Begin Record extracts
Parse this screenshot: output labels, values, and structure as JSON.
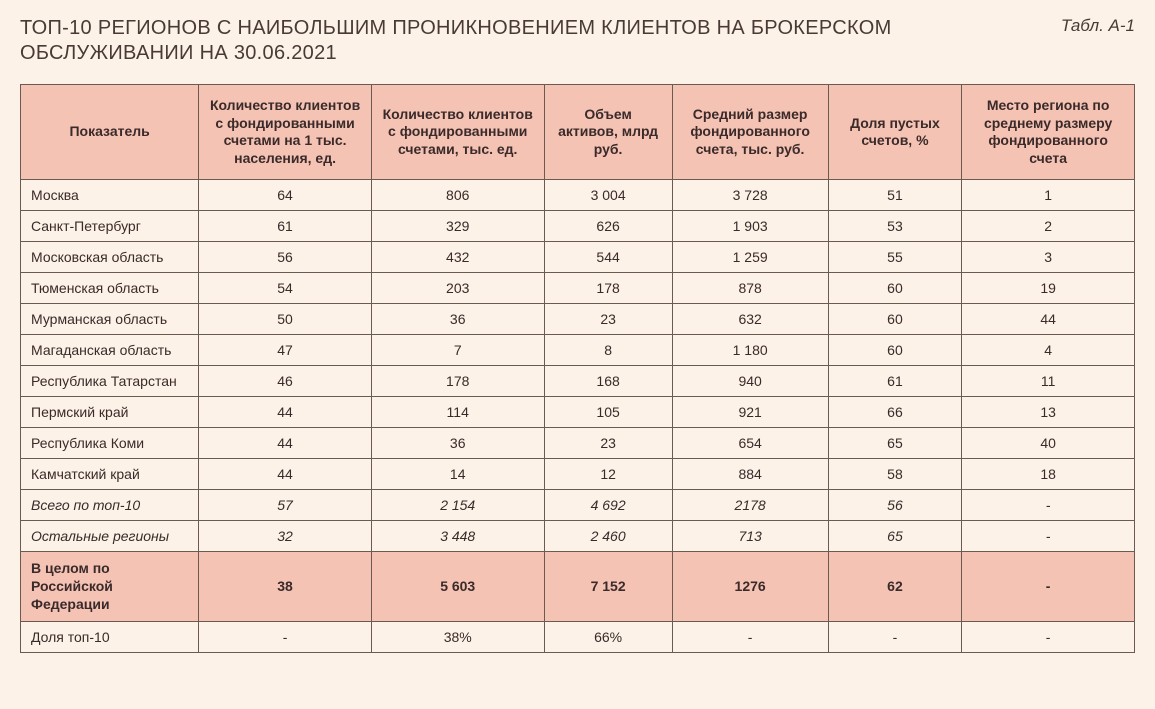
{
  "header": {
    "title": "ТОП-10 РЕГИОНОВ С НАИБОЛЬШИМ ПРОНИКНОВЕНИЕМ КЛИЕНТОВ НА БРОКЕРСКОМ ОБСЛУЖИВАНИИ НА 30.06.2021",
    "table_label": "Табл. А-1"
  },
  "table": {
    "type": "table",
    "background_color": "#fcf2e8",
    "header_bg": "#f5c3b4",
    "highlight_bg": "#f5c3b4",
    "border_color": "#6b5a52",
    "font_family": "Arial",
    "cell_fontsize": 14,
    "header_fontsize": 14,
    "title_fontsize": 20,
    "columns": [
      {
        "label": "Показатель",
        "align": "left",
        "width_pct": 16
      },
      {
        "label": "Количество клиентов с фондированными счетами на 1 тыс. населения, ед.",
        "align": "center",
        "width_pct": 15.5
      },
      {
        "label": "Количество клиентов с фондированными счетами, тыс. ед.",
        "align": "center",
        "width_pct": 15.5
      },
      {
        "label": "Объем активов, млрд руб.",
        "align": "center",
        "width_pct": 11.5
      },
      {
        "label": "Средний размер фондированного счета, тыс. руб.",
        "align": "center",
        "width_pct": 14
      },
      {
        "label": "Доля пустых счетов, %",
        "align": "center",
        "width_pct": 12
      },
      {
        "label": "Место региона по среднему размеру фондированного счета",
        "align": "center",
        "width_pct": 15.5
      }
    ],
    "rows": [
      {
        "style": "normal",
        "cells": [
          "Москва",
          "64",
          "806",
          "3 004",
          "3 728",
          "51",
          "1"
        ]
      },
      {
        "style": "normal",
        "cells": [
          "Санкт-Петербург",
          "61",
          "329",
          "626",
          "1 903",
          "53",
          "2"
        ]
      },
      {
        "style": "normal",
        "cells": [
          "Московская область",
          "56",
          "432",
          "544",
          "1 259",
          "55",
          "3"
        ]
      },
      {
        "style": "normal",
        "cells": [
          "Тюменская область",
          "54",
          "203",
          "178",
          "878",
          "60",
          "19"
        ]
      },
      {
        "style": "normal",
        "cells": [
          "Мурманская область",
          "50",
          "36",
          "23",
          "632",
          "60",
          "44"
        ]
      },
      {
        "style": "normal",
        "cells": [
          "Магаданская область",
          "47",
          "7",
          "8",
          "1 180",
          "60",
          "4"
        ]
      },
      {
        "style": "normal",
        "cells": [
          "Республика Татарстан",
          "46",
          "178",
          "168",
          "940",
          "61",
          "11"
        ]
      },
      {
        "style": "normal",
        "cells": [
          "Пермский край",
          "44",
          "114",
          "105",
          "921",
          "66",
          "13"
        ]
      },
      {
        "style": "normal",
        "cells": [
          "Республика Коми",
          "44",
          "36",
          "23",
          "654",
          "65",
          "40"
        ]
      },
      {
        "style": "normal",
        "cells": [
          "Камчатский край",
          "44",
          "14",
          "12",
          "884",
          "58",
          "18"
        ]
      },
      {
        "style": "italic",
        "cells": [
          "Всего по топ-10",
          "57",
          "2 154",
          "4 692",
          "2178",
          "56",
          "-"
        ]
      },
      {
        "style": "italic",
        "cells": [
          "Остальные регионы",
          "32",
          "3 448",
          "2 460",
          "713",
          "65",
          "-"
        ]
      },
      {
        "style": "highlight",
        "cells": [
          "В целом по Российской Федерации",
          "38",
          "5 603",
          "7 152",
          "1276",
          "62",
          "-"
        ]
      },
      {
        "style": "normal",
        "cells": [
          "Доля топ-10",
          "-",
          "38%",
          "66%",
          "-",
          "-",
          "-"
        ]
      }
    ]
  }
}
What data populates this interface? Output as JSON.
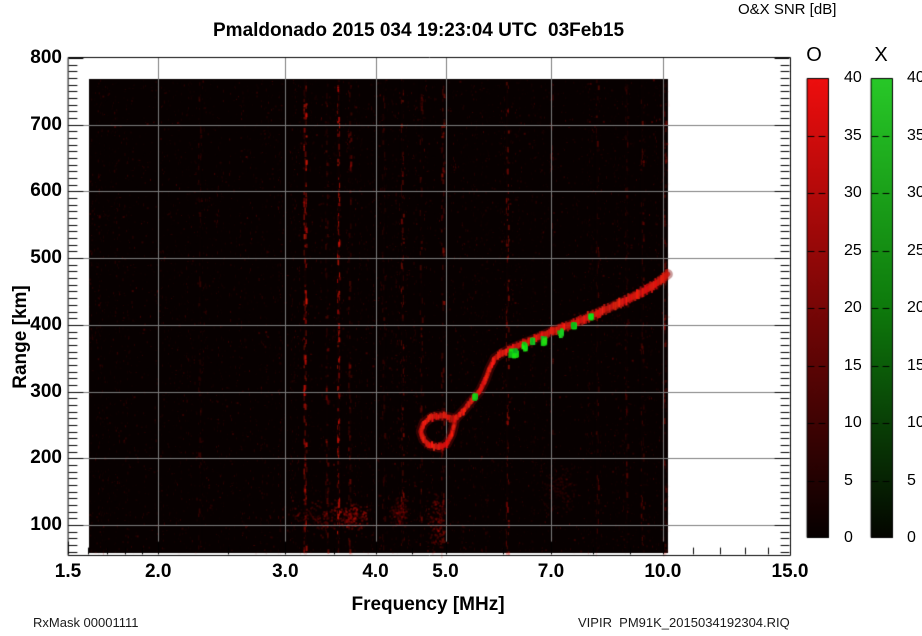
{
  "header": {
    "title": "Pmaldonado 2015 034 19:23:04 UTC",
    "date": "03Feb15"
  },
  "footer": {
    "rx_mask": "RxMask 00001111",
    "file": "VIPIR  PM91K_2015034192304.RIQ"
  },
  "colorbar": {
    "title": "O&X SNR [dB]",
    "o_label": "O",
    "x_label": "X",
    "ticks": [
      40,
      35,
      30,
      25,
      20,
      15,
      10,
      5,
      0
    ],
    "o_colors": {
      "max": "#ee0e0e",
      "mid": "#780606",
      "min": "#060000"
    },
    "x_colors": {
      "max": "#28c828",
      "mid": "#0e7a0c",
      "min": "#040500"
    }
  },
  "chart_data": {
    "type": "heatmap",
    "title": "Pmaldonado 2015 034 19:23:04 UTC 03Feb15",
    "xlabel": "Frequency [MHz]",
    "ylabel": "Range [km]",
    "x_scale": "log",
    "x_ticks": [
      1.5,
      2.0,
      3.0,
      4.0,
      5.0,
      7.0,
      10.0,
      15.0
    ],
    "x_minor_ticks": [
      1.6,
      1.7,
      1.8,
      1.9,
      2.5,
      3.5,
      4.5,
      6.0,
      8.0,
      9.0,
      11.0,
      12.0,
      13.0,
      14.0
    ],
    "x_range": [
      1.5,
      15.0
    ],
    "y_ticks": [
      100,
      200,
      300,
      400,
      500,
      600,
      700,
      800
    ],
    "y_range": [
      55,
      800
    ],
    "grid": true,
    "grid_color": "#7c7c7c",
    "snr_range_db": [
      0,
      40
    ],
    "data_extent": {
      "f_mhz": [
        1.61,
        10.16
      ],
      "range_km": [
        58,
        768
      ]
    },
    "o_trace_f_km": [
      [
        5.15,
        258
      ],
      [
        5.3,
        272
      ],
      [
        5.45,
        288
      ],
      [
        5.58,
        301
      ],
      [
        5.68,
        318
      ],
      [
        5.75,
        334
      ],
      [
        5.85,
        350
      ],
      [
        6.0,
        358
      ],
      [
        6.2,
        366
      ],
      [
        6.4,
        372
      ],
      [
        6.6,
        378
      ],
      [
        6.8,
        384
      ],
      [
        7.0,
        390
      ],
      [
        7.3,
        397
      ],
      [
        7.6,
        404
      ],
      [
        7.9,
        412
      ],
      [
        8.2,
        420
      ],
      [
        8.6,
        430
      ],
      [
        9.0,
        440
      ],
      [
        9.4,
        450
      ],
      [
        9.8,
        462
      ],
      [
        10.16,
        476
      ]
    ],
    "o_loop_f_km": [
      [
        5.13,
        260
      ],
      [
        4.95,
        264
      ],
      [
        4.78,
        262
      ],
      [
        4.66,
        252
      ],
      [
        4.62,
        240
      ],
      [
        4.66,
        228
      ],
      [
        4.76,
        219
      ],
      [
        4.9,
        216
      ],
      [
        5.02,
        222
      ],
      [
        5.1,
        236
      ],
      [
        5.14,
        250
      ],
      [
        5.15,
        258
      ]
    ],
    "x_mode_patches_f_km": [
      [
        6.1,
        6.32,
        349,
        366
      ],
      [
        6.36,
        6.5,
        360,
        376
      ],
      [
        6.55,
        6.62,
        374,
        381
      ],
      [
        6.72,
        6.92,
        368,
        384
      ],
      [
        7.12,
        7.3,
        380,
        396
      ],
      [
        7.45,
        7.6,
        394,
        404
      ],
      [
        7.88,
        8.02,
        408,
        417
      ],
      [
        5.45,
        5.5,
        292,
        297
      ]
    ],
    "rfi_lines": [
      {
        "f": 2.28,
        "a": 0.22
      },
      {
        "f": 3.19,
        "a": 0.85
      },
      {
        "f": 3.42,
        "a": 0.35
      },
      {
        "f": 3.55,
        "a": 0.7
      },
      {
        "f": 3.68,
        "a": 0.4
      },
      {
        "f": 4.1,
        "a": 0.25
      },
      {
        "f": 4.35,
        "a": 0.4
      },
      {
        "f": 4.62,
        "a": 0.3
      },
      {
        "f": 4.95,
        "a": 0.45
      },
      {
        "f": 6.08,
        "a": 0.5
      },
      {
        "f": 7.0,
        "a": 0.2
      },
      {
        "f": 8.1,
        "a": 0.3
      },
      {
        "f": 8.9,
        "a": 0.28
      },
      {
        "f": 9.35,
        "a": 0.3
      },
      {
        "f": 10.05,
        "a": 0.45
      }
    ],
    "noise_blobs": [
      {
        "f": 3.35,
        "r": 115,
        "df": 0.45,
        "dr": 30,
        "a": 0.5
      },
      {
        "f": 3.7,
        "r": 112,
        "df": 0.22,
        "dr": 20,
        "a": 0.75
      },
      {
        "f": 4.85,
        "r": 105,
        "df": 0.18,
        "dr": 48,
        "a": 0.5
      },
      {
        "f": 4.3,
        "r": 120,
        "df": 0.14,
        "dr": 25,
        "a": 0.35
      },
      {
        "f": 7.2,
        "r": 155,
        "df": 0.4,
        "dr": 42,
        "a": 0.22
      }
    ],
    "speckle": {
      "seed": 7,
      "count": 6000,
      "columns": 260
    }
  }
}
End Record extracts
Aim of the task
Select and copy every line of the material that holds the string "Республика".

Task solution
          "Республика Татарстан",
          "Республика Коми",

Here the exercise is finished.